» ARTIKEL

┏━━

Führen heißt entscheiden. Jede Entscheidung aber ist immer mit Unsicherheit behaftet. Wenn der nächste Schritt sowieso offensichtlich oder vollständig logisch ableitbar ist, gibt es nichts zu entscheiden. Damit geht Führung immer auch das Risiko einer Fehlentscheidung ein. Führen bedeutet also immer auch, demütig Fehler einzugestehen und zu korrigieren.
Wer einen Fehler gemacht hat und ihn nicht korrigiert, begeht einen zweiten.
Konfuzius
Eine ganz zentrale Herausforderung von Führung ist es, zum richtigen Zeitpunkt zu entscheiden. Nicht zu früh und damit mit zu wenig Informationen, aber auch nicht zu spät. Zu wenig Analyse führt zu unnötig vielen Fehlern, zu viel Analyse sichert zwar die Entscheidung ab, die dann aber nicht mehr gebraucht wird, weil sie nicht mehr relevant ist. Wenn eine Entscheidung alternativlos ist, wie unsere Kanzlerin das so gerne darstellt, ist der Zug in Wahrheit schon lange abgefahren. Gefragt ist also ein Gespür für das richtige Maß an Analyse im Verhältnis zur Dringlichkeit der Angelegenheit und dann Mut, das Restrisiko zu tragen.
If everything seems under control, you’re just not going fast enough.
Mario Andretti
Unfehlbar ist nur der Papst und auch da sind sich katholische Theologen nicht einig. Für alle anderen ist eine Entscheidung immer eine Hypothese über einen erhofften Verlauf und ein erwartetes Ergebnis. Eine gute Entscheidung muss also in bester empirischer Tradition falsifizierbar sein und darf nicht zum Dogma werden. Darum benötigt eine gute Entscheidung messbare Erfolgskriterien einerseits und die Demut, bei ausbleibendem Erfolg die Entscheidung abzuhaken und den Kurs zu korrigieren.
Auch diese Korrektur der Entscheidung ist wieder eine Entscheidung, für die das eingangs Gesagte gilt. Sie muss ebenfalls unter Unsicherheit getroffen werden und wer zu lange überlegt verpasst den richtigen Moment. Wer eine Aktie kauft, setzt natürlich auf steigende Kurse und hat vielleicht auch ein Kursziel vor Augen. Das ist der einfache Teil. Die Kunst des klugen Investierens beginnt beim Ausstieg, indem Gewinne einerseits realisiert werden – einhergehend mit der Angst einen noch größeren Gewinn zu verpassen – und Verluste andererseits konsequent begrenzt werden, beispielsweise mit einem Stopp-Kurs von 10 % unterhalb des Einstiegskurses.

┗━━

» BEREITGESTELLTES MATERIAL
┏━━

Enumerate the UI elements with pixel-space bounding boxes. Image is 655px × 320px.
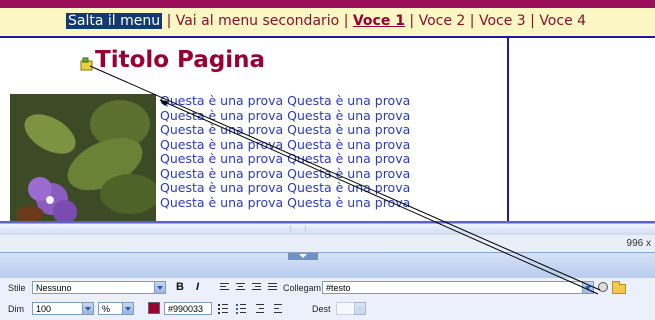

┗━━

» KURZE ÜBUNG 1
Prüfen Sie, ob die folgenden Aussagen mit dem Beitrag über Führung übereinstimmen. Antworten Sie jeweils mit Ja oder Nein und zitieren Sie die entscheidenden Worte aus dem Beitrag.
(a) Jede Entscheidung ist mit Unsicherheit behaftet.
(b) Vor einer Entscheidung sollte man möglichst viel analysieren, weil mehr Analyse die Entscheidung stets wertvoller macht.
(c) Als Beispiel für einen Stopp-Kurs werden 10 % unterhalb des Einstiegskurses genannt.
» KURZE ÜBUNG 2
Geben Sie die Stelle aus dem Beitrag über Führung wortgetreu wieder, die mit „Führen heißt entscheiden.“ beginnt und mit „und zu korrigieren.“ endet.

» AUSGABE 1
(a) Ja: „Jede Entscheidung aber ist immer mit Unsicherheit behaftet.“
(b) Nein: „zu viel Analyse sichert zwar die Entscheidung ab, die dann aber nicht mehr gebraucht wird, weil sie nicht mehr relevant ist.“
(c) Ja: „beispielsweise mit einem Stopp-Kurs von 10 % unterhalb des Einstiegskurses.“

» AUSGABE 2
Führen heißt entscheiden. Jede Entscheidung aber ist immer mit Unsicherheit behaftet. Wenn der nächste Schritt sowieso offensichtlich oder vollständig logisch ableitbar ist, gibt es nichts zu entscheiden. Damit geht Führung immer auch das Risiko einer Fehlentscheidung ein. Führen bedeutet also immer auch, demütig Fehler einzugestehen und zu korrigieren.